GOAL
Reproduce the data below in full and exclude every picture.

## start

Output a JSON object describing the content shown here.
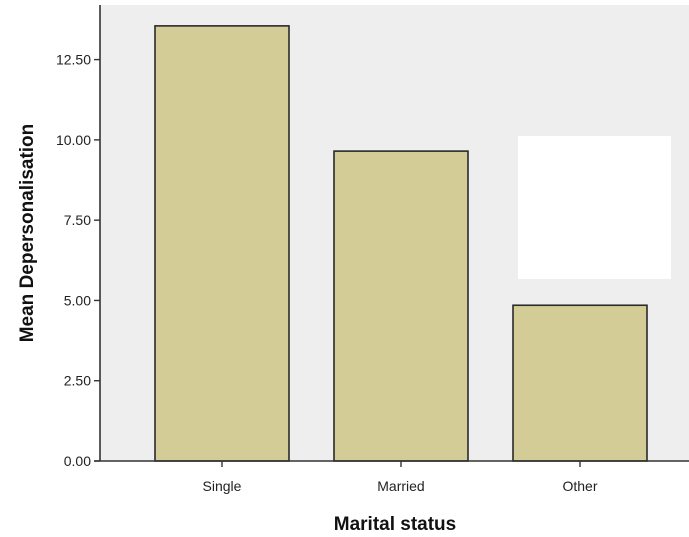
{
  "chart_data": {
    "type": "bar",
    "title": "",
    "xlabel": "Marital status",
    "ylabel": "Mean Depersonalisation",
    "categories": [
      "Single",
      "Married",
      "Other"
    ],
    "values": [
      13.55,
      9.65,
      4.85
    ],
    "ylim": [
      0,
      14.2
    ],
    "yticks": [
      "0.00",
      "2.50",
      "5.00",
      "7.50",
      "10.00",
      "12.50"
    ],
    "ytick_values": [
      0,
      2.5,
      5,
      7.5,
      10,
      12.5
    ],
    "grid": false,
    "legend": "none",
    "colors": {
      "bar_fill": "#d4cc96",
      "bar_stroke": "#2a2a2a",
      "plot_background": "#eeeeee",
      "axis": "#333333"
    }
  }
}
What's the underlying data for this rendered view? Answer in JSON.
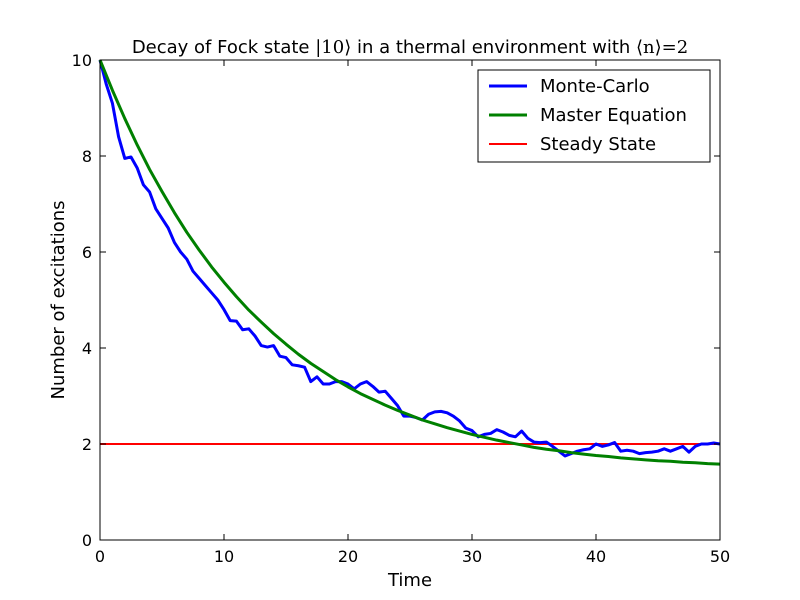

## end

EXPECTED ANSWER
Output a JSON object describing the content shown here.
{
  "chart_data": {
    "type": "bar",
    "title": "",
    "xlabel": "Marital status",
    "ylabel": "Mean Depersonalisation",
    "categories": [
      "Single",
      "Married",
      "Other"
    ],
    "values": [
      13.55,
      9.65,
      4.85
    ],
    "ylim": [
      0,
      14.2
    ],
    "yticks": [
      "0.00",
      "2.50",
      "5.00",
      "7.50",
      "10.00",
      "12.50"
    ],
    "ytick_values": [
      0,
      2.5,
      5,
      7.5,
      10,
      12.5
    ],
    "grid": false,
    "legend": "none",
    "colors": {
      "bar_fill": "#d4cc96",
      "bar_stroke": "#2a2a2a",
      "plot_background": "#eeeeee",
      "axis": "#333333"
    }
  }
}
What's the underlying data for this rendered view? Answer in JSON.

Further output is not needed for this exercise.